How to measure bike wheel size? (3 Methods That Work)

Wondering how do you measure your bike wheel size? If you are buying a bike, the owner or dealer will let you know the size of your wheel.

However, if you want to be sure or don’t have that info, we will show you how to find it. Here’s how to measure bike wheel size.

How to Measure the Wheel Size

Check Tire Markings

Most tires have markings on the sidewalls showing their rotating direction, size, and the amount of air you should pump into them.

Check the rear or front tire, and you’ll see some numbers printed on them. For mountain tires, you’ll see something like 29 x 2.5. This means the tire is 29 inches just like the wheel and also 2.5-inch wide on the rolling surface.

You see, the tires are always classified by the size of wheel they’ll fit or their bead size. Therefore, tires make it easy to interpret the size of your wheel.

However, if you can’t see the markings on your tires, perhaps because the tire didn’t come with them, or they got erased, then you’ll have to follow the next options to get an accurate measurement.

Check your Bike Manual

If you shop bikes new, your manual has all the bike details you need to know about your bike. If not, you can contact the bike shop, and they’ll provide you with the details. If you bought it used, you could ask the first owner.

Alternatively, check your bike’s details, such as the make year and name, and model. You will also get the serial number of the bike under the frame, which, if you search online, will give you details of your bike. You can also contact your bike manufacturer and ask them the size of your bike wheels.

Measuring the Bike Wheel Size: The Longer Process

The methodology of finding the size of your wheels is more involving but painless. You’ll be required to do the measurements yourself because you would like to confirm the actual size or have no answer to your question.

There are three measurements you need to pay attention to, namely:

  • Tire diameter
  • Tire width
  • Circumference

Grab a measuring tape, follow the steps below, and write them on paper.

__WHAT IS NEEDED__. Reproduce the bike wheel guide word for word, everything from "How to measure bike wheel size?" down to "bike wheel size.". The material after the bike wheel guide comes from a separate source.

__DATA PROVIDED__.
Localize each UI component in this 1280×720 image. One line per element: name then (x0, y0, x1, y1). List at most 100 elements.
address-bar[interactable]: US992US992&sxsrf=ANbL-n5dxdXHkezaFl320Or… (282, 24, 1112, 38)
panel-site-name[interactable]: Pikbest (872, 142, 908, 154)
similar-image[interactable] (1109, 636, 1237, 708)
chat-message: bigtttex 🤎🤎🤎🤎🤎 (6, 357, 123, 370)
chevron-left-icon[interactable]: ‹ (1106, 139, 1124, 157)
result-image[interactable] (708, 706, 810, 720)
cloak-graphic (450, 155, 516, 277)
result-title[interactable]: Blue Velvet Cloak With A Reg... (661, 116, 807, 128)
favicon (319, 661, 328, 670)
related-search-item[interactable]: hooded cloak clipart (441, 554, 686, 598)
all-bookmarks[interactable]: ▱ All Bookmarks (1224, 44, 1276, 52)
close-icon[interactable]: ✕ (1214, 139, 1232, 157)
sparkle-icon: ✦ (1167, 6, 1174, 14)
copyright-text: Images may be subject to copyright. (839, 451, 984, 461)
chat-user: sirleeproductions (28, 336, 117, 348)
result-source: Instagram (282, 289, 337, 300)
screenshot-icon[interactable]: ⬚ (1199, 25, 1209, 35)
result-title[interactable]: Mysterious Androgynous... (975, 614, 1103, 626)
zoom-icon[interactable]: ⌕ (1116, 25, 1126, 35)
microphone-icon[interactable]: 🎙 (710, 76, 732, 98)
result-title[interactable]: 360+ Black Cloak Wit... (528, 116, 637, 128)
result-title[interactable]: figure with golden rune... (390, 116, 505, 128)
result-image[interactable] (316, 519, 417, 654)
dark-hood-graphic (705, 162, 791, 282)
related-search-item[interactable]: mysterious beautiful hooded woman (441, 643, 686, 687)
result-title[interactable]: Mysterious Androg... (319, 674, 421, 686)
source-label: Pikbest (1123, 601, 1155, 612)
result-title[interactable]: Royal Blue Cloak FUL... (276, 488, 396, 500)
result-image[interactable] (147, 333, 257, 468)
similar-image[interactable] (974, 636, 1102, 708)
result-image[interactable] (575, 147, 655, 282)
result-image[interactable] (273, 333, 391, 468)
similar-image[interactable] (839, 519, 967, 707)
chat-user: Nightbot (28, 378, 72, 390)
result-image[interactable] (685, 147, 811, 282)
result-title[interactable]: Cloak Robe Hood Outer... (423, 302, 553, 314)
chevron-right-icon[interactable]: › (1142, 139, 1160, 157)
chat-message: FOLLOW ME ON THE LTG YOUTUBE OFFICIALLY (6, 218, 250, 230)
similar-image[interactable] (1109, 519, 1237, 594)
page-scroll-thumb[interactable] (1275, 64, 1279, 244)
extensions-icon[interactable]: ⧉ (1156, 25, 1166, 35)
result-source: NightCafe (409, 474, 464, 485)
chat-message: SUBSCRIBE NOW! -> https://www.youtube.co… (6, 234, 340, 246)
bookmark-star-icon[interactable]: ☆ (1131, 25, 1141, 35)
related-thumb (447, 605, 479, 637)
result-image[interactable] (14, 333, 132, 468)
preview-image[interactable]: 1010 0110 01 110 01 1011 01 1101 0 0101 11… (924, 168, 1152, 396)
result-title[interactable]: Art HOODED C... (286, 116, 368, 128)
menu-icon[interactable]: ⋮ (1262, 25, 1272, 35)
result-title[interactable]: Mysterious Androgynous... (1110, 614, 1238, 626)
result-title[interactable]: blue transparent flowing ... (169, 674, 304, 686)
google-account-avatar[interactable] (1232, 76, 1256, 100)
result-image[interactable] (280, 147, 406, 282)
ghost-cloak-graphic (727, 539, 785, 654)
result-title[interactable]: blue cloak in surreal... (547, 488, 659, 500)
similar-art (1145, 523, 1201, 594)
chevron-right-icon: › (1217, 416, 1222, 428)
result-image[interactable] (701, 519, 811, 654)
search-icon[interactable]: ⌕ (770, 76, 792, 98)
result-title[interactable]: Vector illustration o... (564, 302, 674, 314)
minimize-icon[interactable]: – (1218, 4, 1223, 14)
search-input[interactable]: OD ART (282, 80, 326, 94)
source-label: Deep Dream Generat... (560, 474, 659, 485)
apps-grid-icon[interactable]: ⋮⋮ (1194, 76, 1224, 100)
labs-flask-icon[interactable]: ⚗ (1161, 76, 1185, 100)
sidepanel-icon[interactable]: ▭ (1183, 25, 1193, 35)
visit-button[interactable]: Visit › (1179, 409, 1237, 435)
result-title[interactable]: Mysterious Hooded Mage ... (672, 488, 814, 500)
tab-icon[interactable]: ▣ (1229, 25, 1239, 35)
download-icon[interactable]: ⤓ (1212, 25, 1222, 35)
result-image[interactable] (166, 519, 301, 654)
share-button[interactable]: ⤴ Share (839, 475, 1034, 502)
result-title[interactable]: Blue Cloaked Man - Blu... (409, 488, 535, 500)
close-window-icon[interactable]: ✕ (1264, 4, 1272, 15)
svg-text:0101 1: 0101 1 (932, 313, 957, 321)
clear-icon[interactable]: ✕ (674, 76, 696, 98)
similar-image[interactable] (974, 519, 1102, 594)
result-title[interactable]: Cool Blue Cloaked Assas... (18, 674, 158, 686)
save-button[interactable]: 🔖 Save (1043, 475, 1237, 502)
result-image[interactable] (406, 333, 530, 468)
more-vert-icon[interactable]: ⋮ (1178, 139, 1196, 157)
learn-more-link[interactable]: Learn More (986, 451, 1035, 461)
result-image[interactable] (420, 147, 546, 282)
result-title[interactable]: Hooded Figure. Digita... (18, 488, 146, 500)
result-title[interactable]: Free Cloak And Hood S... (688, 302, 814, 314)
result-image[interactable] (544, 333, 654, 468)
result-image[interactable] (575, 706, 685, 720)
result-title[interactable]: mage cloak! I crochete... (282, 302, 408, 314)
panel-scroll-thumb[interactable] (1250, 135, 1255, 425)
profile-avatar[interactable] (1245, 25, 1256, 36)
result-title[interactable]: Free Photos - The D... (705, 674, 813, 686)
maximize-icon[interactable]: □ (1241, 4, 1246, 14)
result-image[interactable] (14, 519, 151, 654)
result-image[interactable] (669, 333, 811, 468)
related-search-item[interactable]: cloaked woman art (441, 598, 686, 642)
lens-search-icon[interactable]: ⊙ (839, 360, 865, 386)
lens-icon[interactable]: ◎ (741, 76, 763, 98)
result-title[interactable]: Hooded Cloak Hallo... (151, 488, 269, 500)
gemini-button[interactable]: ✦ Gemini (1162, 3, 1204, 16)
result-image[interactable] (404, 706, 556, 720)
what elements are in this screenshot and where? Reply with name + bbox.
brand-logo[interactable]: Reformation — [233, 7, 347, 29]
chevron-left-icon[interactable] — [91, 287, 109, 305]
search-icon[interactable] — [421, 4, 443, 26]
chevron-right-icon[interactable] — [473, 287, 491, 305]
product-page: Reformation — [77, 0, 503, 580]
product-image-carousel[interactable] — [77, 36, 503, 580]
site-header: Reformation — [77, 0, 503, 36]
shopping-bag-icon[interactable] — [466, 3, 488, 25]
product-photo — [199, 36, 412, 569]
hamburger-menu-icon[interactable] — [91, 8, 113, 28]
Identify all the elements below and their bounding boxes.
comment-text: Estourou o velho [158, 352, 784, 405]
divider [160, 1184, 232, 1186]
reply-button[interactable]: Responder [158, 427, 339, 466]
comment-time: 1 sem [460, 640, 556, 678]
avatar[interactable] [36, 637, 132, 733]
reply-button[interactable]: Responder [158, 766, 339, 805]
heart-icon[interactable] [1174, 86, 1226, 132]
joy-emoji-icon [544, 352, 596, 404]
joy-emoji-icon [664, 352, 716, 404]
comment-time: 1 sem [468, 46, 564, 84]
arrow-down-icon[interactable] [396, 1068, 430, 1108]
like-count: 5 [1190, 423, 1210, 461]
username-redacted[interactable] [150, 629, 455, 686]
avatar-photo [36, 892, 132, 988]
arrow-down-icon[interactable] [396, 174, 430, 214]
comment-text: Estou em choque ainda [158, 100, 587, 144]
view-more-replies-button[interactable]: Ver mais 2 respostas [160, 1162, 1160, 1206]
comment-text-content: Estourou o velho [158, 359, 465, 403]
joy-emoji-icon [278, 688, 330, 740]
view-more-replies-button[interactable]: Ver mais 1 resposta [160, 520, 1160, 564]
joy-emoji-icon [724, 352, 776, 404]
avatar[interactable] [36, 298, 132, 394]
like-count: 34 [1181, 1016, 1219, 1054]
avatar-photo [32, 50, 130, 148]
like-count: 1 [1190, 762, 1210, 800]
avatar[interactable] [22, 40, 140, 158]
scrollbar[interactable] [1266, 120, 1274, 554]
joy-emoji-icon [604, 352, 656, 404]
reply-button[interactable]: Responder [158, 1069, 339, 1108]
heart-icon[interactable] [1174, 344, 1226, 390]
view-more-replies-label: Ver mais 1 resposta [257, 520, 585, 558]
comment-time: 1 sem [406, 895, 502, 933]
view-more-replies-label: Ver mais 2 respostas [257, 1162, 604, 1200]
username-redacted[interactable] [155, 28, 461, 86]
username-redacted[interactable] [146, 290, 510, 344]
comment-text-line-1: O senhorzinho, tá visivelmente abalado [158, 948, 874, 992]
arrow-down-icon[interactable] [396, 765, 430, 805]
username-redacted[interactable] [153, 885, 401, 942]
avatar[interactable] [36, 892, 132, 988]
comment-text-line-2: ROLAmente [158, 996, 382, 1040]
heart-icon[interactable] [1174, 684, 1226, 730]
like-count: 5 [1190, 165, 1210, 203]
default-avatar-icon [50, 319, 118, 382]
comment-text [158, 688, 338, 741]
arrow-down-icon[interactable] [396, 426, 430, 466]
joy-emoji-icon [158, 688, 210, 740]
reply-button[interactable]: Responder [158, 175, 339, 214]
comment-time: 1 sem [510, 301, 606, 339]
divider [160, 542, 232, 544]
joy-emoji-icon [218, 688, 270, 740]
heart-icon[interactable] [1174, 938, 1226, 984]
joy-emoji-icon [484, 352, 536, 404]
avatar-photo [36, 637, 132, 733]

__WORKED ANSWER__.
How to measure bike wheel size? (3 Methods That Work)

Wondering how do you measure your bike wheel size? If you are buying a bike, the owner or dealer will let you know the size of your wheel.

However, if you want to be sure or don’t have that info, we will show you how to find it. Here’s how to measure bike wheel size.